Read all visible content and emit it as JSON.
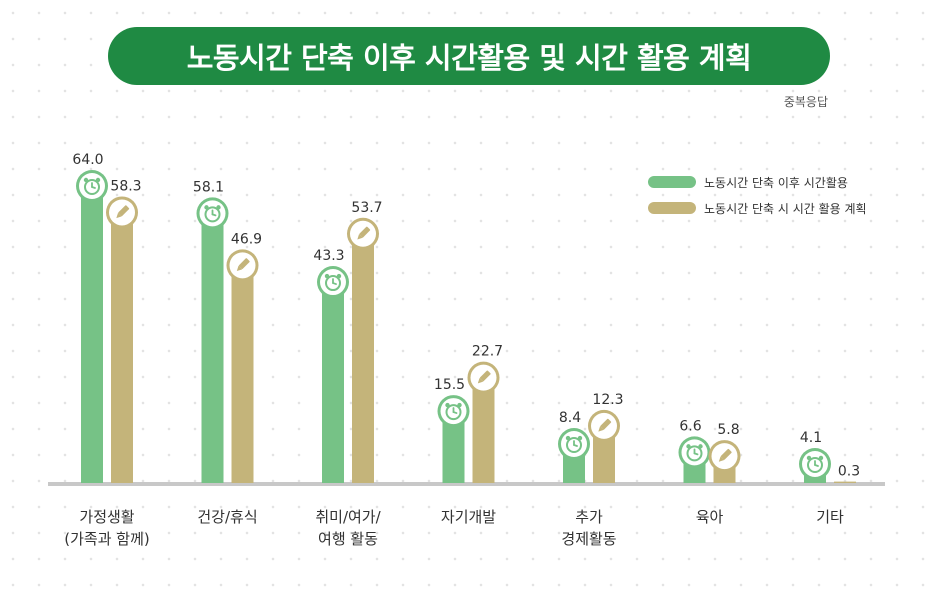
{
  "title": "노동시간 단축 이후 시간활용 및 시간 활용 계획",
  "note": "중복응답",
  "colors": {
    "title_bg": "#1f8a43",
    "after": "#76c286",
    "plan": "#c4b47a",
    "baseline": "#c8c8c8"
  },
  "chart_data": {
    "type": "bar",
    "categories": [
      [
        "가정생활",
        "(가족과 함께)"
      ],
      [
        "건강/휴식"
      ],
      [
        "취미/여가/",
        "여행 활동"
      ],
      [
        "자기개발"
      ],
      [
        "추가",
        "경제활동"
      ],
      [
        "육아"
      ],
      [
        "기타"
      ]
    ],
    "series": [
      {
        "name": "노동시간 단축 이후 시간활용",
        "values": [
          64.0,
          58.1,
          43.3,
          15.5,
          8.4,
          6.6,
          4.1
        ],
        "icon": "alarm-clock-icon"
      },
      {
        "name": "노동시간 단축 시 시간 활용 계획",
        "values": [
          58.3,
          46.9,
          53.7,
          22.7,
          12.3,
          5.8,
          0.3
        ],
        "icon": "pencil-icon"
      }
    ],
    "ylim": [
      0,
      70
    ],
    "grid": false,
    "legend_position": "top-right"
  }
}
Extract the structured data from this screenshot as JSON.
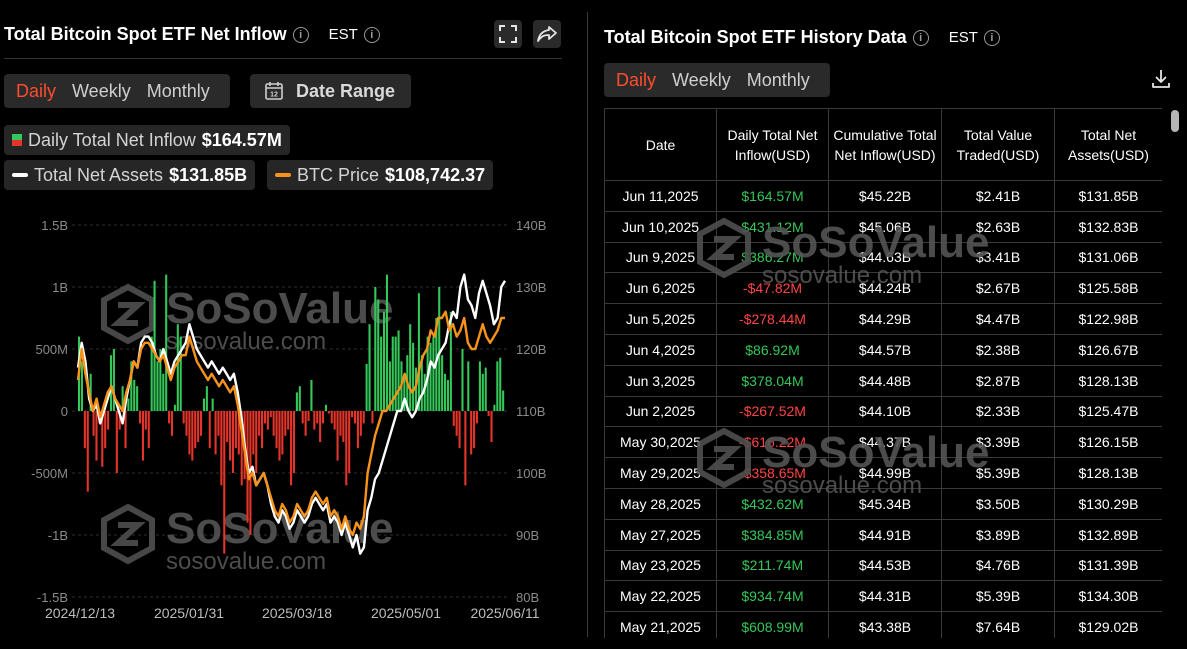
{
  "left": {
    "title": "Total Bitcoin Spot ETF Net Inflow",
    "timezone": "EST",
    "tabs": [
      "Daily",
      "Weekly",
      "Monthly"
    ],
    "active_tab": "Daily",
    "date_range_label": "Date Range",
    "legend": {
      "inflow_label": "Daily Total Net Inflow",
      "inflow_value": "$164.57M",
      "assets_label": "Total Net Assets",
      "assets_value": "$131.85B",
      "btc_label": "BTC Price",
      "btc_value": "$108,742.37"
    },
    "watermark": {
      "brand": "SoSoValue",
      "url": "sosovalue.com"
    }
  },
  "right": {
    "title": "Total Bitcoin Spot ETF History Data",
    "timezone": "EST",
    "tabs": [
      "Daily",
      "Weekly",
      "Monthly"
    ],
    "active_tab": "Daily",
    "columns": [
      "Date",
      "Daily Total Net Inflow(USD)",
      "Cumulative Total Net Inflow(USD)",
      "Total Value Traded(USD)",
      "Total Net Assets(USD)"
    ],
    "rows": [
      [
        "Jun 11,2025",
        "$164.57M",
        "$45.22B",
        "$2.41B",
        "$131.85B"
      ],
      [
        "Jun 10,2025",
        "$431.12M",
        "$45.06B",
        "$2.63B",
        "$132.83B"
      ],
      [
        "Jun 9,2025",
        "$386.27M",
        "$44.63B",
        "$3.41B",
        "$131.06B"
      ],
      [
        "Jun 6,2025",
        "-$47.82M",
        "$44.24B",
        "$2.67B",
        "$125.58B"
      ],
      [
        "Jun 5,2025",
        "-$278.44M",
        "$44.29B",
        "$4.47B",
        "$122.98B"
      ],
      [
        "Jun 4,2025",
        "$86.92M",
        "$44.57B",
        "$2.38B",
        "$126.67B"
      ],
      [
        "Jun 3,2025",
        "$378.04M",
        "$44.48B",
        "$2.87B",
        "$128.13B"
      ],
      [
        "Jun 2,2025",
        "-$267.52M",
        "$44.10B",
        "$2.33B",
        "$125.47B"
      ],
      [
        "May 30,2025",
        "-$616.22M",
        "$44.37B",
        "$3.39B",
        "$126.15B"
      ],
      [
        "May 29,2025",
        "-$358.65M",
        "$44.99B",
        "$5.39B",
        "$128.13B"
      ],
      [
        "May 28,2025",
        "$432.62M",
        "$45.34B",
        "$3.50B",
        "$130.29B"
      ],
      [
        "May 27,2025",
        "$384.85M",
        "$44.91B",
        "$3.89B",
        "$132.89B"
      ],
      [
        "May 23,2025",
        "$211.74M",
        "$44.53B",
        "$4.76B",
        "$131.39B"
      ],
      [
        "May 22,2025",
        "$934.74M",
        "$44.31B",
        "$5.39B",
        "$134.30B"
      ],
      [
        "May 21,2025",
        "$608.99M",
        "$43.38B",
        "$7.64B",
        "$129.02B"
      ]
    ],
    "watermark": {
      "brand": "SoSoValue",
      "url": "sosovalue.com"
    }
  },
  "colors": {
    "active_tab": "#ff4d2d",
    "inflow_positive": "#34c759",
    "inflow_negative": "#e5352b",
    "assets_line": "#ffffff",
    "btc_line": "#f7931a"
  },
  "chart_data": {
    "type": "bar",
    "x_tick_labels": [
      "2024/12/13",
      "2025/01/31",
      "2025/03/18",
      "2025/05/01",
      "2025/06/11"
    ],
    "left_axis": {
      "ticks": [
        "1.5B",
        "1B",
        "500M",
        "0",
        "-500M",
        "-1B",
        "-1.5B"
      ],
      "range_usd_millions": [
        -1500,
        1500
      ]
    },
    "right_axis": {
      "ticks": [
        "140B",
        "130B",
        "120B",
        "110B",
        "100B",
        "90B",
        "80B"
      ],
      "range_usd_billions": [
        80,
        140
      ]
    },
    "grid": true,
    "series": [
      {
        "name": "Daily Total Net Inflow",
        "kind": "bar",
        "axis": "left",
        "unit": "USD millions",
        "values": [
          600,
          400,
          -300,
          -650,
          300,
          -200,
          -400,
          -100,
          -450,
          -300,
          -150,
          450,
          500,
          -500,
          -150,
          200,
          -300,
          100,
          400,
          250,
          200,
          -100,
          -400,
          -150,
          -300,
          600,
          1050,
          400,
          500,
          300,
          1100,
          -100,
          -200,
          50,
          700,
          600,
          -100,
          -200,
          -350,
          -400,
          -300,
          -250,
          -200,
          100,
          200,
          -300,
          100,
          -350,
          -200,
          -600,
          -1150,
          -250,
          -400,
          -500,
          -300,
          -350,
          -600,
          -550,
          -900,
          -1000,
          -350,
          -500,
          -200,
          -300,
          -100,
          -150,
          -50,
          -200,
          -300,
          -400,
          -350,
          -200,
          -150,
          -600,
          -500,
          150,
          200,
          -100,
          -200,
          -80,
          250,
          -150,
          -100,
          -250,
          -100,
          50,
          -20,
          -100,
          -150,
          -400,
          -200,
          -250,
          -600,
          -500,
          -50,
          -100,
          -300,
          -200,
          -100,
          380,
          700,
          -100,
          1000,
          900,
          600,
          800,
          1100,
          400,
          600,
          600,
          650,
          400,
          300,
          450,
          700,
          550,
          350,
          950,
          450,
          300,
          600,
          550,
          600,
          750,
          1000,
          450,
          300,
          250,
          800,
          -120,
          -200,
          -300,
          500,
          -600,
          400,
          -350,
          -300,
          -100,
          400,
          300,
          350,
          -40,
          -250,
          50,
          400,
          430,
          165
        ]
      },
      {
        "name": "Total Net Assets",
        "kind": "line",
        "axis": "right",
        "unit": "USD billions",
        "values": [
          117,
          121,
          118,
          112,
          110,
          111,
          108,
          110,
          112,
          114,
          112,
          110,
          108,
          112,
          115,
          118,
          117,
          121,
          122,
          122,
          121,
          119,
          118,
          120,
          118,
          116,
          118,
          119,
          120,
          121,
          124,
          122,
          120,
          119,
          118,
          117,
          118,
          117,
          116,
          117,
          116,
          115,
          116,
          113,
          109,
          104,
          100,
          101,
          98,
          99,
          100,
          98,
          95,
          93,
          92,
          94,
          93,
          91,
          92,
          94,
          93,
          92,
          93,
          95,
          96,
          95,
          94,
          95,
          92,
          93,
          92,
          90,
          92,
          90,
          88,
          90,
          87,
          88,
          94,
          96,
          99,
          100,
          102,
          104,
          106,
          108,
          110,
          110,
          112,
          110,
          109,
          110,
          112,
          113,
          115,
          118,
          117,
          119,
          120,
          121,
          124,
          126,
          125,
          130,
          132,
          128,
          127,
          125,
          129,
          131,
          129,
          127,
          124,
          125,
          130,
          131
        ]
      },
      {
        "name": "BTC Price",
        "kind": "line",
        "axis": "right",
        "unit": "USD thousands",
        "values": [
          99,
          104,
          100,
          97,
          94,
          96,
          93,
          95,
          97,
          98,
          96,
          95,
          94,
          97,
          99,
          102,
          101,
          104,
          105,
          105,
          104,
          103,
          102,
          103,
          101,
          99,
          101,
          102,
          103,
          103,
          106,
          104,
          102,
          101,
          100,
          99,
          100,
          99,
          98,
          99,
          98,
          97,
          98,
          95,
          91,
          87,
          83,
          84,
          82,
          83,
          84,
          82,
          80,
          78,
          77,
          79,
          78,
          76,
          77,
          79,
          78,
          77,
          78,
          80,
          81,
          80,
          79,
          80,
          77,
          78,
          77,
          75,
          77,
          75,
          74,
          76,
          75,
          77,
          84,
          87,
          90,
          92,
          94,
          94,
          95,
          96,
          97,
          98,
          100,
          98,
          97,
          98,
          101,
          103,
          104,
          107,
          106,
          109,
          109,
          110,
          107,
          108,
          106,
          107,
          109,
          105,
          104,
          104,
          106,
          108,
          106,
          105,
          106,
          107,
          109,
          109
        ]
      }
    ]
  }
}
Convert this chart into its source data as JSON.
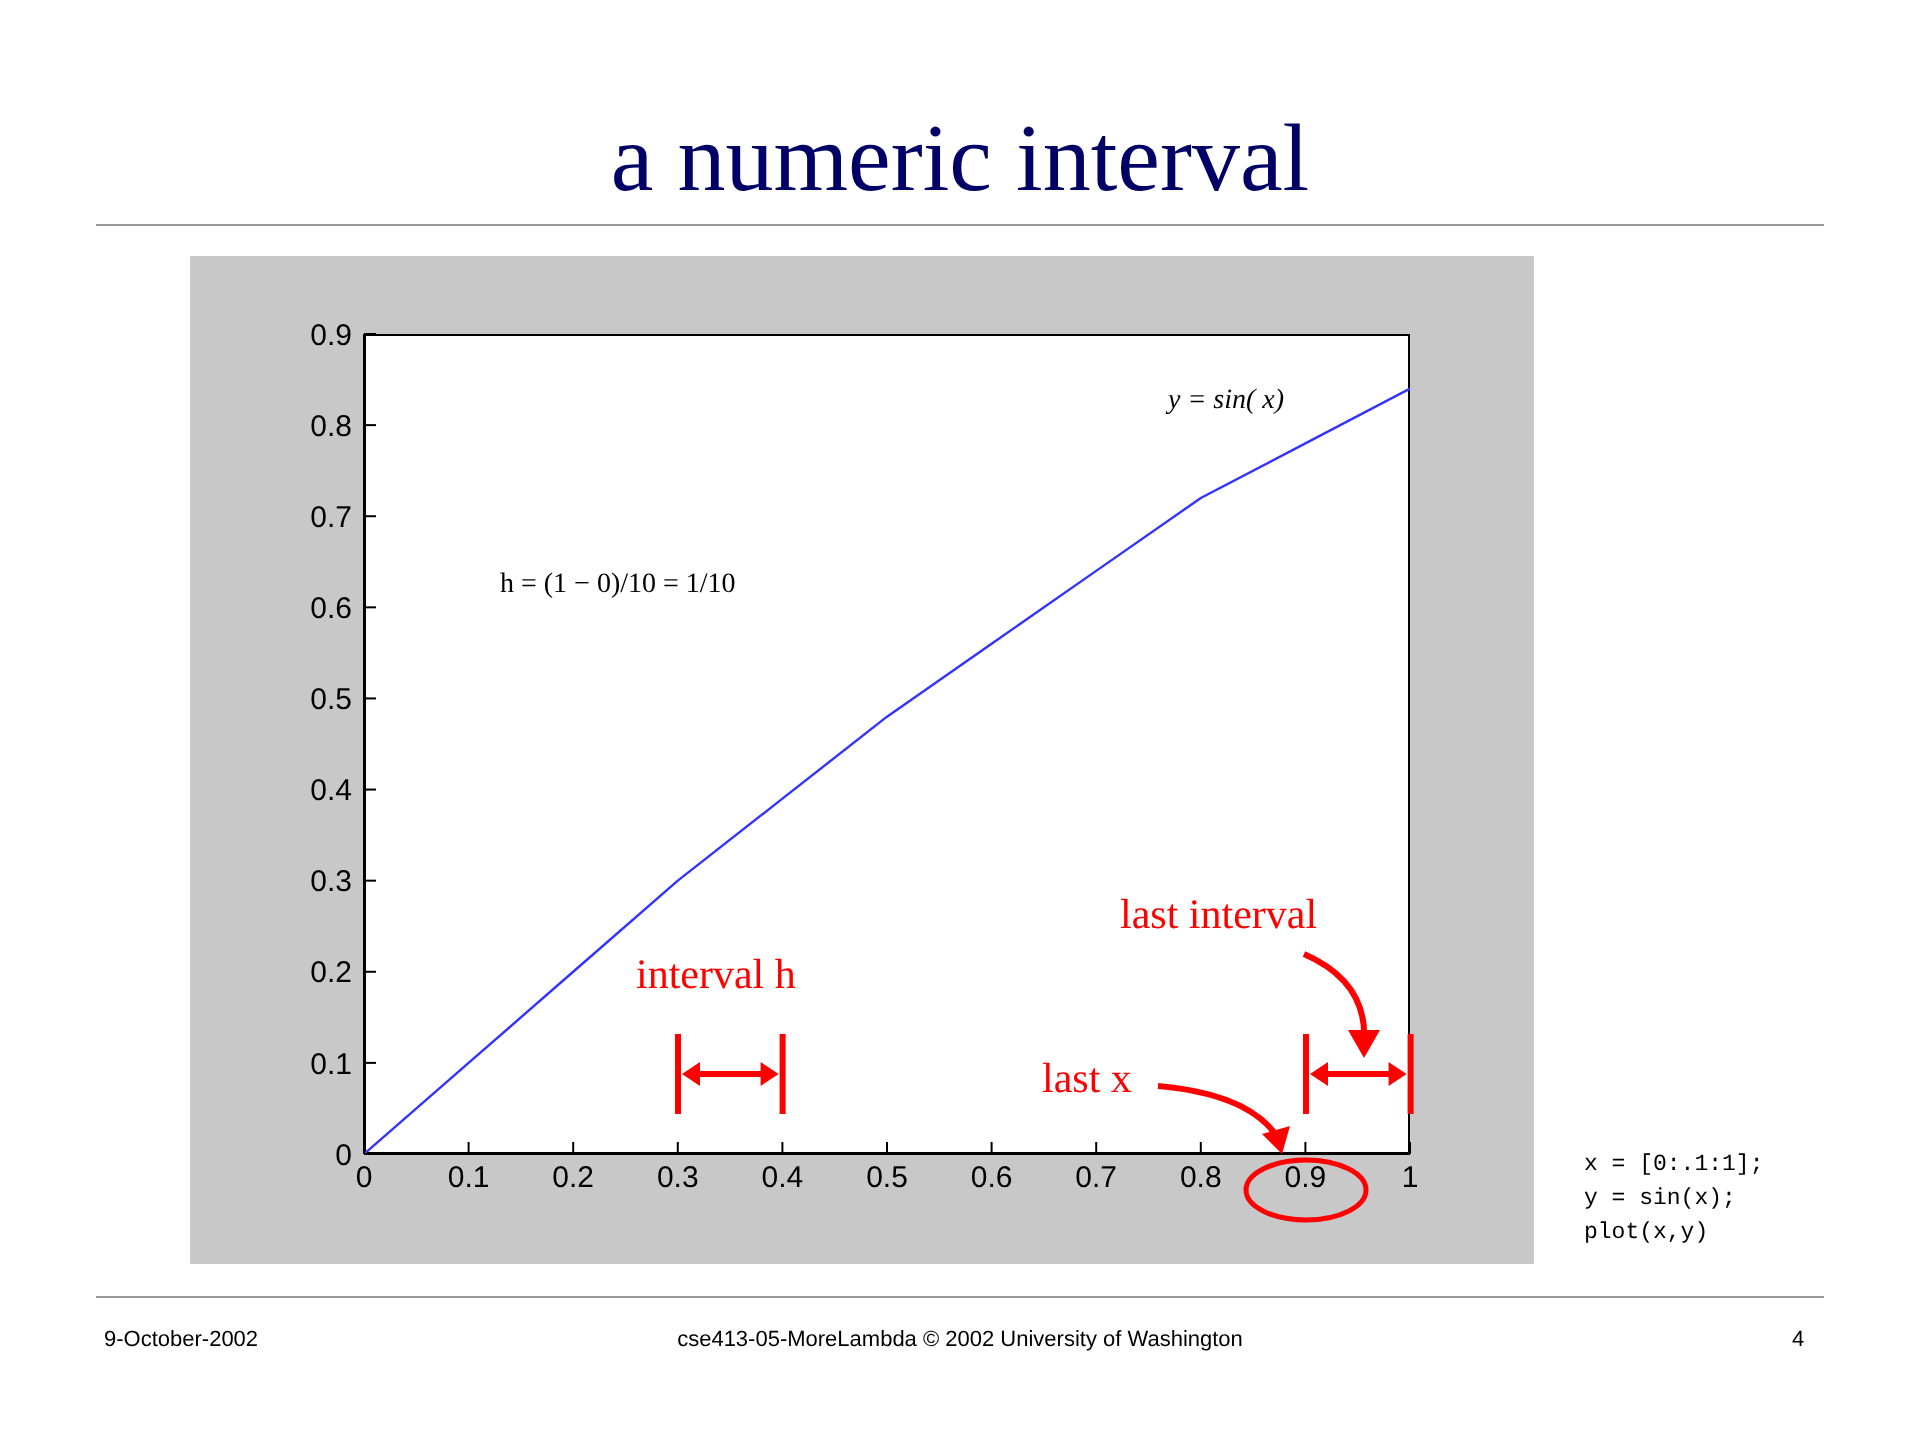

───

REQUIRED TASK »
Please list every line of the records that contains "JSON".

OUTPUT OF THE EXERCISE »
Read all visible content and emit it as JSON.
Extract the structured data from this screenshot as JSON.
Convert this chart into its source data as JSON.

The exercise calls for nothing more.